[START]
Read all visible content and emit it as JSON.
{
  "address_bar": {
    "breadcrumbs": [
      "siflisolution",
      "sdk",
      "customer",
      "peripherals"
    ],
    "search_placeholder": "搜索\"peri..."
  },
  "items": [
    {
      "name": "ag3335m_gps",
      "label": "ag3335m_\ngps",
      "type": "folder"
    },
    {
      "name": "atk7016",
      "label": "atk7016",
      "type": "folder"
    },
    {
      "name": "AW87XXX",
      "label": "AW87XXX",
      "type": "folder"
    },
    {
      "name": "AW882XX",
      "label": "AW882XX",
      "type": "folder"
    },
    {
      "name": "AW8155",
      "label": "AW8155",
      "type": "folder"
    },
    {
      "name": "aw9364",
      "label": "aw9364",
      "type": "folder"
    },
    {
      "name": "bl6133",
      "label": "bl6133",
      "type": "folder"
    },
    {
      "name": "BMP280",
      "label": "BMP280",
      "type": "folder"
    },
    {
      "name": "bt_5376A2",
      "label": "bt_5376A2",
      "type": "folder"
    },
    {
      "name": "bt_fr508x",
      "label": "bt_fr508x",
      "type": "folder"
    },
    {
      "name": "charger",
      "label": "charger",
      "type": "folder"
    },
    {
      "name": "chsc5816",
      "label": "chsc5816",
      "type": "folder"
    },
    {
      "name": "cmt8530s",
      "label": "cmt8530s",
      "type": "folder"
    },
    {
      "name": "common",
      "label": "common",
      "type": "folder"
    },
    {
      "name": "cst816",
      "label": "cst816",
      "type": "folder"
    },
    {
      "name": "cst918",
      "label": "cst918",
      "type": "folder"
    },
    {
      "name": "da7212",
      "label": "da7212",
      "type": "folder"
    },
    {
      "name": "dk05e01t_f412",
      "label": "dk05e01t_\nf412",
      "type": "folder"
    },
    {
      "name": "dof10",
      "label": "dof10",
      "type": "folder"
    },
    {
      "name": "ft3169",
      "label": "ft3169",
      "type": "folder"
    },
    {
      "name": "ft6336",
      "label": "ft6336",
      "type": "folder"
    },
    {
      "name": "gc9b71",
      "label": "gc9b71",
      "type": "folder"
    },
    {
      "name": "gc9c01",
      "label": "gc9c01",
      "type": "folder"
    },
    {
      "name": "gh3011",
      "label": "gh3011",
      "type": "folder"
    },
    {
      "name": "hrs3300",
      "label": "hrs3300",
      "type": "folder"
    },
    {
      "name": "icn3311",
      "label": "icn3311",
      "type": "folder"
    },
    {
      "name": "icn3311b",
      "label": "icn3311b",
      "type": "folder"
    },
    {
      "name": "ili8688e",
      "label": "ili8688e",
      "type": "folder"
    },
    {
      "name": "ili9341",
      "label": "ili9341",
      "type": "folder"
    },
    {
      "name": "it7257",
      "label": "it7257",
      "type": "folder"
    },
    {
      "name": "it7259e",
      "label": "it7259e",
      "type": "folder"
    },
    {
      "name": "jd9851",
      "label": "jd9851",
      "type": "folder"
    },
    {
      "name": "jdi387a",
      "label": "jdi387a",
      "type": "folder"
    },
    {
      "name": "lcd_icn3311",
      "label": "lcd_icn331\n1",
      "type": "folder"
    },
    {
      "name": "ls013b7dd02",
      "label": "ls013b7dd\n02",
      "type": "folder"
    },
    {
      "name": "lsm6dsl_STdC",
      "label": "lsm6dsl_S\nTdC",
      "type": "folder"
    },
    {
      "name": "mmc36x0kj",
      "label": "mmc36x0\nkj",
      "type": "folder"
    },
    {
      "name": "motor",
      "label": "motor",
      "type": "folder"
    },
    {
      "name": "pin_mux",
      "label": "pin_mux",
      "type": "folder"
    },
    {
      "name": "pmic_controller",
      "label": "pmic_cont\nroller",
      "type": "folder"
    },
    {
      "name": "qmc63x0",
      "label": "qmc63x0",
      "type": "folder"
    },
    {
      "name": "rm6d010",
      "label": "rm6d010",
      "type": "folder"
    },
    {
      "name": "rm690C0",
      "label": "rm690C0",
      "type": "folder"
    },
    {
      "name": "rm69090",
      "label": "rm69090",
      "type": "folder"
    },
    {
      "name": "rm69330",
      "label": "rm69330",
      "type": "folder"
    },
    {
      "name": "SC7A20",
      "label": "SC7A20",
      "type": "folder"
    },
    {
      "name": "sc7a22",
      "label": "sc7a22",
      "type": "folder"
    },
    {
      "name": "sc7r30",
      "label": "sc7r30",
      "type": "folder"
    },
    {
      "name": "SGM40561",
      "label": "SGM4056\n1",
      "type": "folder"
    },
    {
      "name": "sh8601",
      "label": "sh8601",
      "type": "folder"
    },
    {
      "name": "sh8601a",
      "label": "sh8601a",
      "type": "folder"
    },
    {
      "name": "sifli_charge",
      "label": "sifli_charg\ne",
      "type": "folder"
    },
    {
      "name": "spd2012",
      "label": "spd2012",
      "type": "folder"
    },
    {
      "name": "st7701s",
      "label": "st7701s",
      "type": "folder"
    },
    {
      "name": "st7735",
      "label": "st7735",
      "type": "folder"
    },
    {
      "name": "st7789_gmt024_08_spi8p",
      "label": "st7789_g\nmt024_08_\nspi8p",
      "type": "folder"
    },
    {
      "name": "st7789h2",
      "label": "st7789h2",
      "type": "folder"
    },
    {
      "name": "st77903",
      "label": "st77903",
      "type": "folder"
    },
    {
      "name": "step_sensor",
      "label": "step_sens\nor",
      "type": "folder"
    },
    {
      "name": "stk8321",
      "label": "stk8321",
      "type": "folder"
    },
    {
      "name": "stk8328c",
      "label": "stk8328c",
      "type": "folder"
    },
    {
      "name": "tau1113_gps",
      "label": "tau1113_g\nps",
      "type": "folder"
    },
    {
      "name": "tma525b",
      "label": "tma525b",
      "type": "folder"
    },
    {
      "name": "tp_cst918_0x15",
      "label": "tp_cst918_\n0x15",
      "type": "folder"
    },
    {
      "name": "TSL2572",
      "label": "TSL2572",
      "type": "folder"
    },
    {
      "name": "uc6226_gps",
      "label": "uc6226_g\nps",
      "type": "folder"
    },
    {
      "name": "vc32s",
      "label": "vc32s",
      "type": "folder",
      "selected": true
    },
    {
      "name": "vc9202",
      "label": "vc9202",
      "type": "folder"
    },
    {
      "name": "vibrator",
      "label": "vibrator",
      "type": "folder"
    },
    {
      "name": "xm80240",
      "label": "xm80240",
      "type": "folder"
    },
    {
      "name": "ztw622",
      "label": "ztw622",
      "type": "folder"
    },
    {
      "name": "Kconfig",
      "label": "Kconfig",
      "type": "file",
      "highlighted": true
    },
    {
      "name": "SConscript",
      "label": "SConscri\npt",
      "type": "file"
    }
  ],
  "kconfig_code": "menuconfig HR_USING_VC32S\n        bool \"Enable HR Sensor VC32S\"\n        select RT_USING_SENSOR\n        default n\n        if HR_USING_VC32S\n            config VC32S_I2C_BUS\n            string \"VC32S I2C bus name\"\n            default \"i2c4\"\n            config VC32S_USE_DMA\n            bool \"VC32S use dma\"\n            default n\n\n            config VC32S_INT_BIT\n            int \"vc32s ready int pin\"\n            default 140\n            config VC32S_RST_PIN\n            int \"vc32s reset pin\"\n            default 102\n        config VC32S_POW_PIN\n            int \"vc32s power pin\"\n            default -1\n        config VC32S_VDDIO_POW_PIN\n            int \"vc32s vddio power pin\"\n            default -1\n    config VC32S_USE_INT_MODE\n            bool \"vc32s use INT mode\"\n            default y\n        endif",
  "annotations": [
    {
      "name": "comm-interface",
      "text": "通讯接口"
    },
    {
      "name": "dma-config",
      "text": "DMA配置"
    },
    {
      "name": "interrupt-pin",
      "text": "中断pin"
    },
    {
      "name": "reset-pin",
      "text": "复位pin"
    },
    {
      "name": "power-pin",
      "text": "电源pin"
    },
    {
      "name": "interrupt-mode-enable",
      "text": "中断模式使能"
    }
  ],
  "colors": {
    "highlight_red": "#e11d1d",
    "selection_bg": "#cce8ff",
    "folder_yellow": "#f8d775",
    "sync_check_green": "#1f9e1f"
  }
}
[END]
== Given request ==
Find the string "text" in the entries above and return each line that holds it.

== The completed task ==
      "text": "通讯接口"
      "text": "DMA配置"
      "text": "中断pin"
      "text": "复位pin"
      "text": "电源pin"
      "text": "中断模式使能"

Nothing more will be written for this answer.